# The request
Count the lines containing "municipality" in the entries underneath, and state that count without anything else.

:::::

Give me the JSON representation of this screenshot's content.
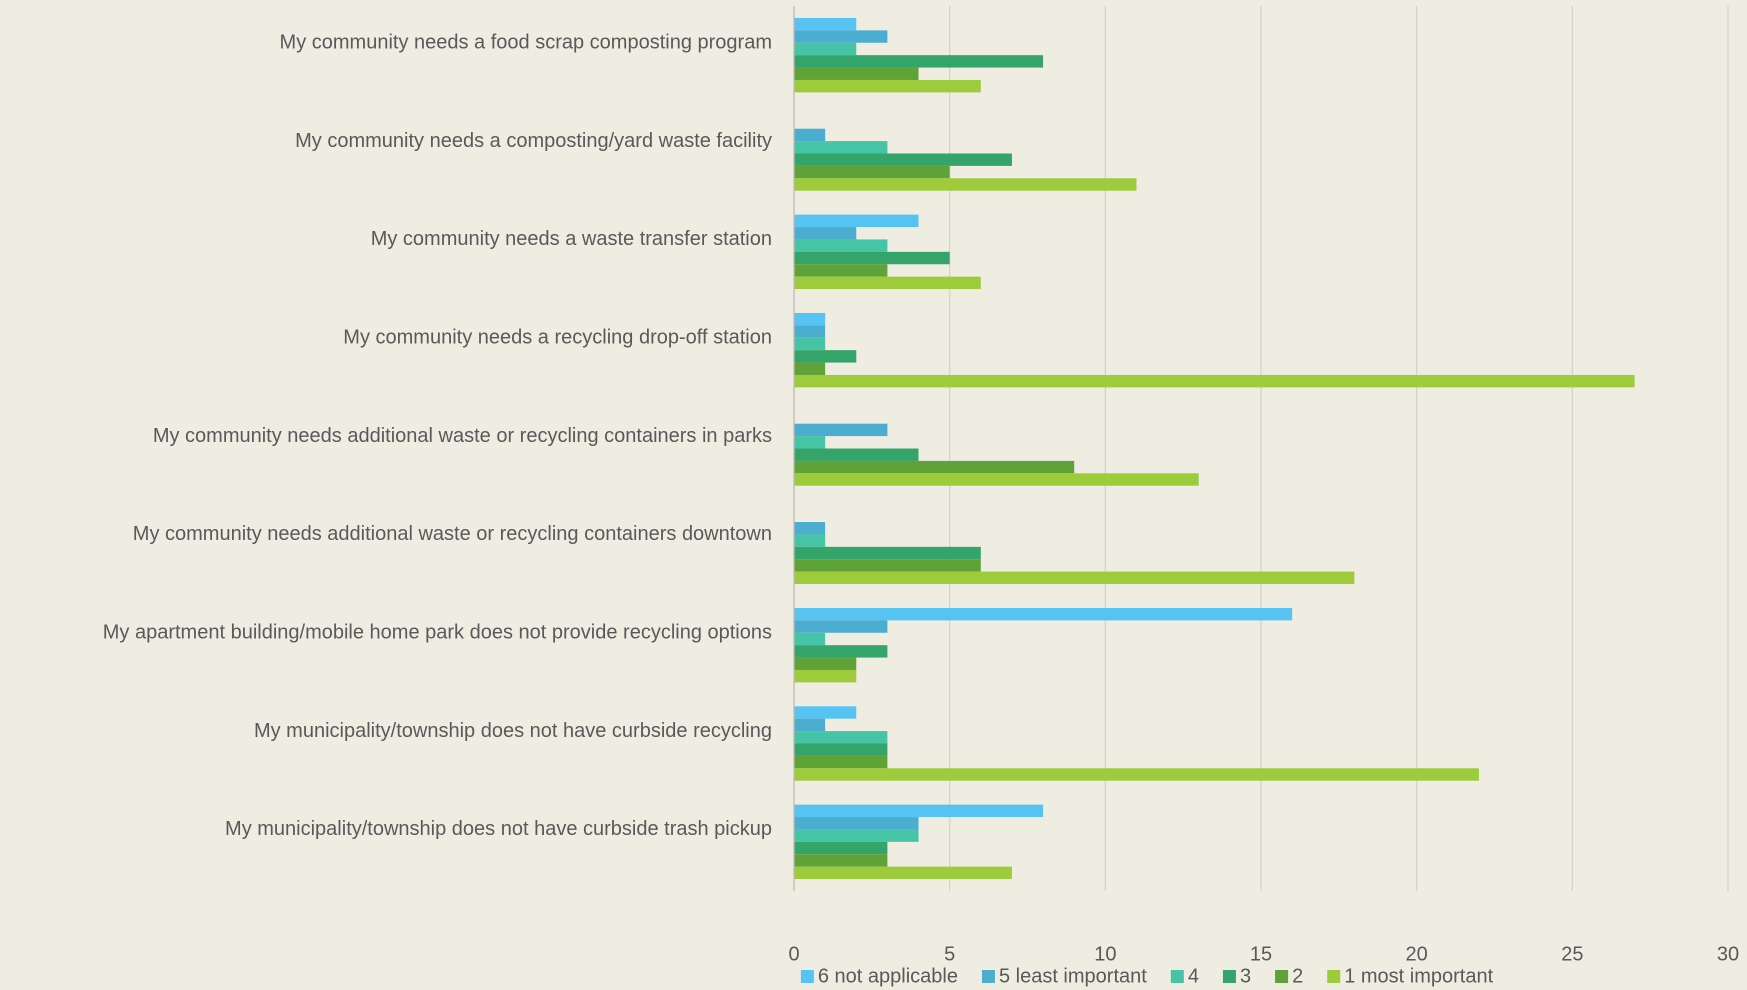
{
  "chart_data": {
    "type": "hbar",
    "categories": [
      "My community needs a food scrap composting program",
      "My community needs a composting/yard waste facility",
      "My community needs a waste transfer station",
      "My community needs a recycling drop-off station",
      "My community needs additional waste or recycling containers in parks",
      "My community needs additional waste or recycling containers downtown",
      "My apartment building/mobile home park does not provide recycling options",
      "My municipality/township does not have curbside recycling",
      "My municipality/township does not have curbside trash pickup"
    ],
    "series": [
      {
        "name": "6 not applicable",
        "color": "#56c3f2",
        "values": [
          2,
          0,
          4,
          1,
          0,
          0,
          16,
          2,
          8
        ]
      },
      {
        "name": "5 least important",
        "color": "#4baed0",
        "values": [
          3,
          1,
          2,
          1,
          3,
          1,
          3,
          1,
          4
        ]
      },
      {
        "name": "4",
        "color": "#46c4a6",
        "values": [
          2,
          3,
          3,
          1,
          1,
          1,
          1,
          3,
          4
        ]
      },
      {
        "name": "3",
        "color": "#35a46a",
        "values": [
          8,
          7,
          5,
          2,
          4,
          6,
          3,
          3,
          3
        ]
      },
      {
        "name": "2",
        "color": "#5fa237",
        "values": [
          4,
          5,
          3,
          1,
          9,
          6,
          2,
          3,
          3
        ]
      },
      {
        "name": "1 most important",
        "color": "#9dcb3c",
        "values": [
          6,
          11,
          6,
          27,
          13,
          18,
          2,
          22,
          7
        ]
      }
    ],
    "xlim": [
      0,
      30
    ],
    "xticks": [
      0,
      5,
      10,
      15,
      20,
      25,
      30
    ],
    "grid": true,
    "legend": "bottom"
  }
}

:::::

# Output for this exercise
2